Render the material again word for word, skipping the pictures in it.
>>
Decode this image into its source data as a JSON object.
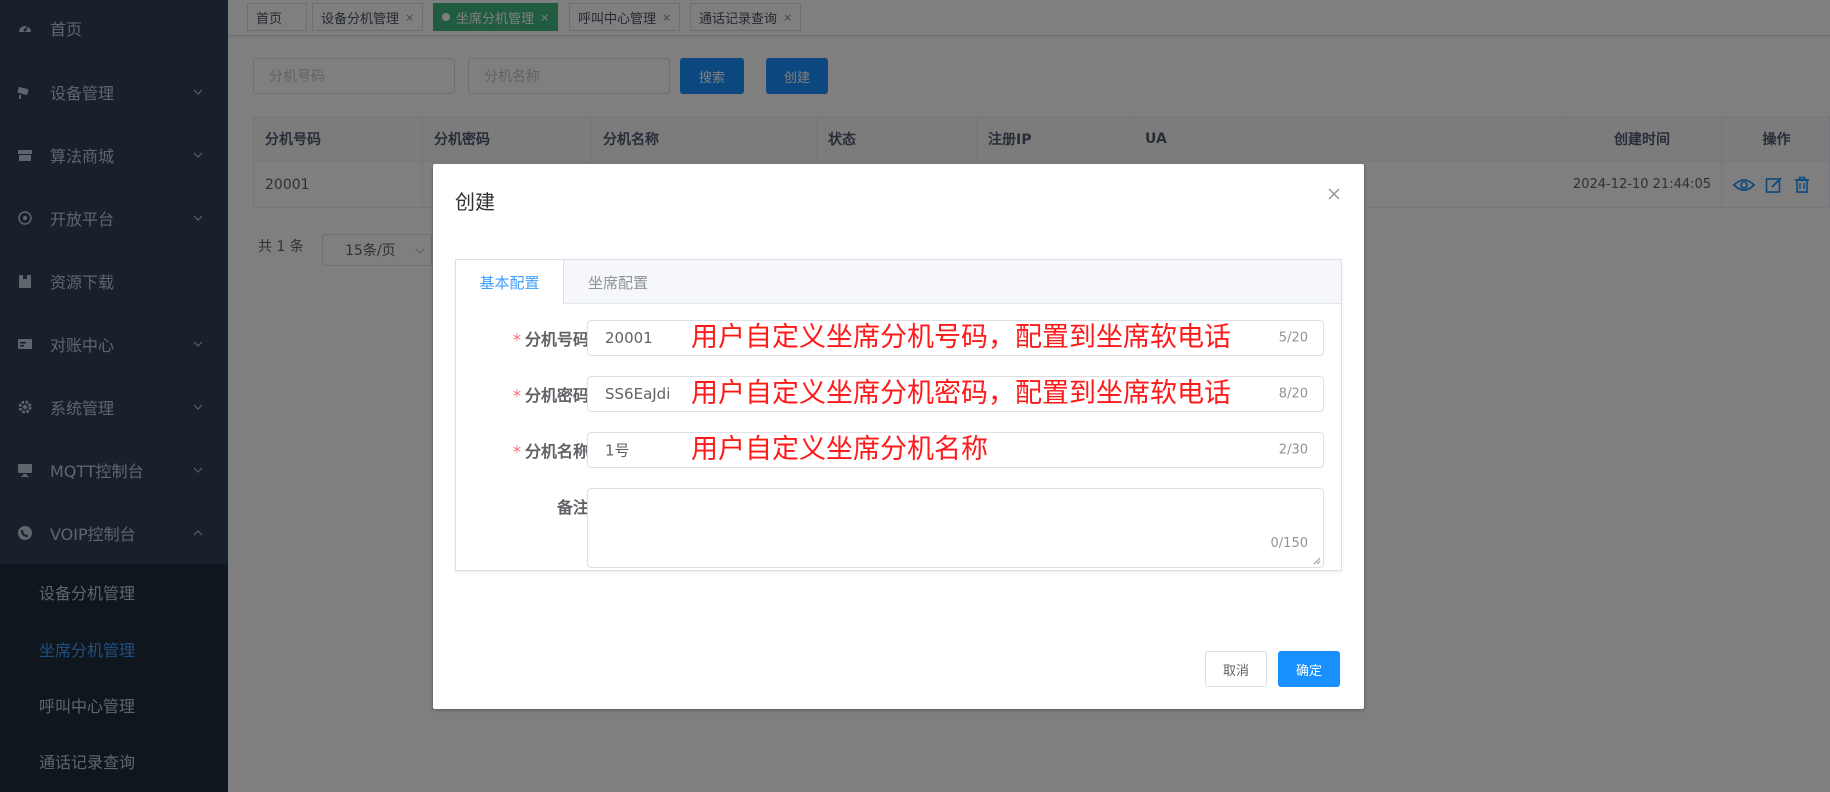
{
  "sidebar": {
    "items": [
      {
        "label": "首页",
        "icon": "dashboard-icon",
        "expandable": false
      },
      {
        "label": "设备管理",
        "icon": "camera-icon",
        "expandable": true
      },
      {
        "label": "算法商城",
        "icon": "shop-icon",
        "expandable": true
      },
      {
        "label": "开放平台",
        "icon": "platform-icon",
        "expandable": true
      },
      {
        "label": "资源下载",
        "icon": "download-icon",
        "expandable": false
      },
      {
        "label": "对账中心",
        "icon": "ledger-icon",
        "expandable": true
      },
      {
        "label": "系统管理",
        "icon": "gear-icon",
        "expandable": true
      },
      {
        "label": "MQTT控制台",
        "icon": "monitor-icon",
        "expandable": true
      },
      {
        "label": "VOIP控制台",
        "icon": "phone-icon",
        "expandable": true
      }
    ],
    "submenu": [
      {
        "label": "设备分机管理",
        "active": false
      },
      {
        "label": "坐席分机管理",
        "active": true
      },
      {
        "label": "呼叫中心管理",
        "active": false
      },
      {
        "label": "通话记录查询",
        "active": false
      }
    ]
  },
  "tags": [
    {
      "label": "首页",
      "closable": false,
      "active": false
    },
    {
      "label": "设备分机管理",
      "closable": true,
      "active": false
    },
    {
      "label": "坐席分机管理",
      "closable": true,
      "active": true
    },
    {
      "label": "呼叫中心管理",
      "closable": true,
      "active": false
    },
    {
      "label": "通话记录查询",
      "closable": true,
      "active": false
    }
  ],
  "search": {
    "ext_number_placeholder": "分机号码",
    "ext_name_placeholder": "分机名称",
    "search_label": "搜索",
    "create_label": "创建"
  },
  "table": {
    "columns": [
      "分机号码",
      "分机密码",
      "分机名称",
      "状态",
      "注册IP",
      "UA",
      "创建时间",
      "操作"
    ],
    "rows": [
      {
        "ext_number": "20001",
        "created_at": "2024-12-10 21:44:05"
      }
    ]
  },
  "pager": {
    "total": "共 1 条",
    "page_size": "15条/页"
  },
  "dialog": {
    "title": "创建",
    "tabs": [
      "基本配置",
      "坐席配置"
    ],
    "fields": {
      "ext_number": {
        "label": "分机号码",
        "value": "20001",
        "count": "5/20",
        "annotation": "用户自定义坐席分机号码，配置到坐席软电话"
      },
      "ext_password": {
        "label": "分机密码",
        "value": "SS6EaJdi",
        "count": "8/20",
        "annotation": "用户自定义坐席分机密码，配置到坐席软电话"
      },
      "ext_name": {
        "label": "分机名称",
        "value": "1号",
        "count": "2/30",
        "annotation": "用户自定义坐席分机名称"
      },
      "remark": {
        "label": "备注",
        "value": "",
        "count": "0/150"
      }
    },
    "cancel_label": "取消",
    "confirm_label": "确定"
  },
  "colors": {
    "sidebar_bg": "#304156",
    "submenu_bg": "#1f2d3d",
    "primary": "#1890ff",
    "active_tag": "#42b983",
    "annotation": "#ff1a1a"
  }
}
<<
COMPLETED EXERCISE:
Decode this image into its source data as a JSON object.
{
  "sidebar": {
    "items": [
      {
        "label": "首页",
        "icon": "dashboard-icon",
        "expandable": false
      },
      {
        "label": "设备管理",
        "icon": "camera-icon",
        "expandable": true
      },
      {
        "label": "算法商城",
        "icon": "shop-icon",
        "expandable": true
      },
      {
        "label": "开放平台",
        "icon": "platform-icon",
        "expandable": true
      },
      {
        "label": "资源下载",
        "icon": "download-icon",
        "expandable": false
      },
      {
        "label": "对账中心",
        "icon": "ledger-icon",
        "expandable": true
      },
      {
        "label": "系统管理",
        "icon": "gear-icon",
        "expandable": true
      },
      {
        "label": "MQTT控制台",
        "icon": "monitor-icon",
        "expandable": true
      },
      {
        "label": "VOIP控制台",
        "icon": "phone-icon",
        "expandable": true
      }
    ],
    "submenu": [
      {
        "label": "设备分机管理",
        "active": false
      },
      {
        "label": "坐席分机管理",
        "active": true
      },
      {
        "label": "呼叫中心管理",
        "active": false
      },
      {
        "label": "通话记录查询",
        "active": false
      }
    ]
  },
  "tags": [
    {
      "label": "首页",
      "closable": false,
      "active": false
    },
    {
      "label": "设备分机管理",
      "closable": true,
      "active": false
    },
    {
      "label": "坐席分机管理",
      "closable": true,
      "active": true
    },
    {
      "label": "呼叫中心管理",
      "closable": true,
      "active": false
    },
    {
      "label": "通话记录查询",
      "closable": true,
      "active": false
    }
  ],
  "search": {
    "ext_number_placeholder": "分机号码",
    "ext_name_placeholder": "分机名称",
    "search_label": "搜索",
    "create_label": "创建"
  },
  "table": {
    "columns": [
      "分机号码",
      "分机密码",
      "分机名称",
      "状态",
      "注册IP",
      "UA",
      "创建时间",
      "操作"
    ],
    "rows": [
      {
        "ext_number": "20001",
        "created_at": "2024-12-10 21:44:05"
      }
    ]
  },
  "pager": {
    "total": "共 1 条",
    "page_size": "15条/页"
  },
  "dialog": {
    "title": "创建",
    "tabs": [
      "基本配置",
      "坐席配置"
    ],
    "fields": {
      "ext_number": {
        "label": "分机号码",
        "value": "20001",
        "count": "5/20",
        "annotation": "用户自定义坐席分机号码，配置到坐席软电话"
      },
      "ext_password": {
        "label": "分机密码",
        "value": "SS6EaJdi",
        "count": "8/20",
        "annotation": "用户自定义坐席分机密码，配置到坐席软电话"
      },
      "ext_name": {
        "label": "分机名称",
        "value": "1号",
        "count": "2/30",
        "annotation": "用户自定义坐席分机名称"
      },
      "remark": {
        "label": "备注",
        "value": "",
        "count": "0/150"
      }
    },
    "cancel_label": "取消",
    "confirm_label": "确定"
  },
  "colors": {
    "sidebar_bg": "#304156",
    "submenu_bg": "#1f2d3d",
    "primary": "#1890ff",
    "active_tag": "#42b983",
    "annotation": "#ff1a1a"
  }
}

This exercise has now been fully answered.